▶ [What is required] Locate the string "толкова" throughout the material and copy every line in which it occurs.

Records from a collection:
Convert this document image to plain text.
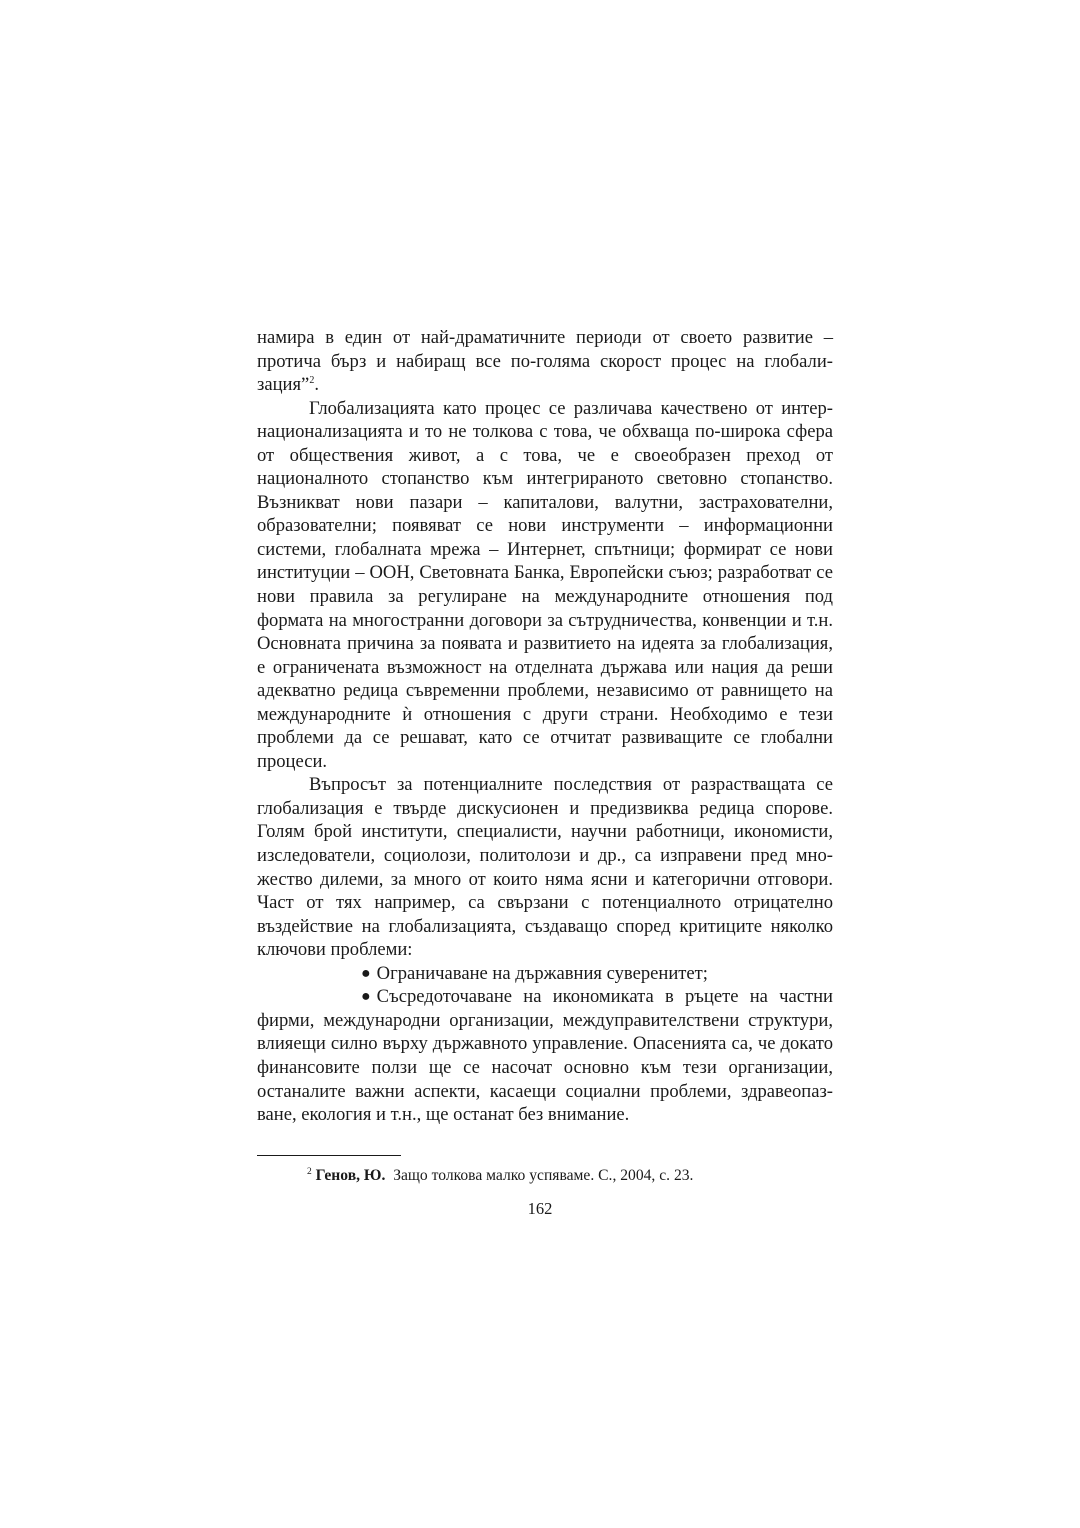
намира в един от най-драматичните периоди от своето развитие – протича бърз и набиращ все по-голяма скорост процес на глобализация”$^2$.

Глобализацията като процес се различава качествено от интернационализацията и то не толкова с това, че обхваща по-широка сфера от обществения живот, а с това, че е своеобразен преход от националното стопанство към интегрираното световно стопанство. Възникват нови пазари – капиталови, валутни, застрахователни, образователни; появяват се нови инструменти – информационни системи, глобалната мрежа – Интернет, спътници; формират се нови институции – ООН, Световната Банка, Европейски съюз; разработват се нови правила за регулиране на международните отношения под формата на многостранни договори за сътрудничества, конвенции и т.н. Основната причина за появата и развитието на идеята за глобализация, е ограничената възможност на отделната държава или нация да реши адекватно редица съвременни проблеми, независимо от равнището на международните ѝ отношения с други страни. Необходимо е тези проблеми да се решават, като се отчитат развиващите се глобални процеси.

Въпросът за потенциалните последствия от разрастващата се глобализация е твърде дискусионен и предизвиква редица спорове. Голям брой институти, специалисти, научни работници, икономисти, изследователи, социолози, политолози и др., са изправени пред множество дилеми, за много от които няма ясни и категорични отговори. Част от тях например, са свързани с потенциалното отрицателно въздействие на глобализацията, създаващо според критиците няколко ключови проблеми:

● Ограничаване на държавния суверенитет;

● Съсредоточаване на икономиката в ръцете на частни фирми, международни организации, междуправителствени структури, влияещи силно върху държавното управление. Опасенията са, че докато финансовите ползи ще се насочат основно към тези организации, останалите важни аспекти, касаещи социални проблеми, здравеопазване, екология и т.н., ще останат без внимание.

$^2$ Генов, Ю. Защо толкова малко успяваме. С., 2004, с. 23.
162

▶ [Task output]
Глобализацията като процес се различава качествено от интернационализацията и то не толкова с това, че обхваща по-широка сфера от обществения живот, а с това, че е своеобразен преход от националното стопанство към интегрираното световно стопанство. Възникват нови пазари – капиталови, валутни, застрахователни, образователни; появяват се нови инструменти – информационни системи, глобалната мрежа – Интернет, спътници; формират се нови институции – ООН, Световната Банка, Европейски съюз; разработват се нови правила за регулиране на международните отношения под формата на многостранни договори за сътрудничества, конвенции и т.н. Основната причина за появата и развитието на идеята за глобализация, е ограничената възможност на отделната държава или нация да реши адекватно редица съвременни проблеми, независимо от равнището на международните ѝ отношения с други страни. Необходимо е тези проблеми да се решават, като се отчитат развиващите се глобални процеси.
$^2$ Генов, Ю. Защо толкова малко успяваме. С., 2004, с. 23.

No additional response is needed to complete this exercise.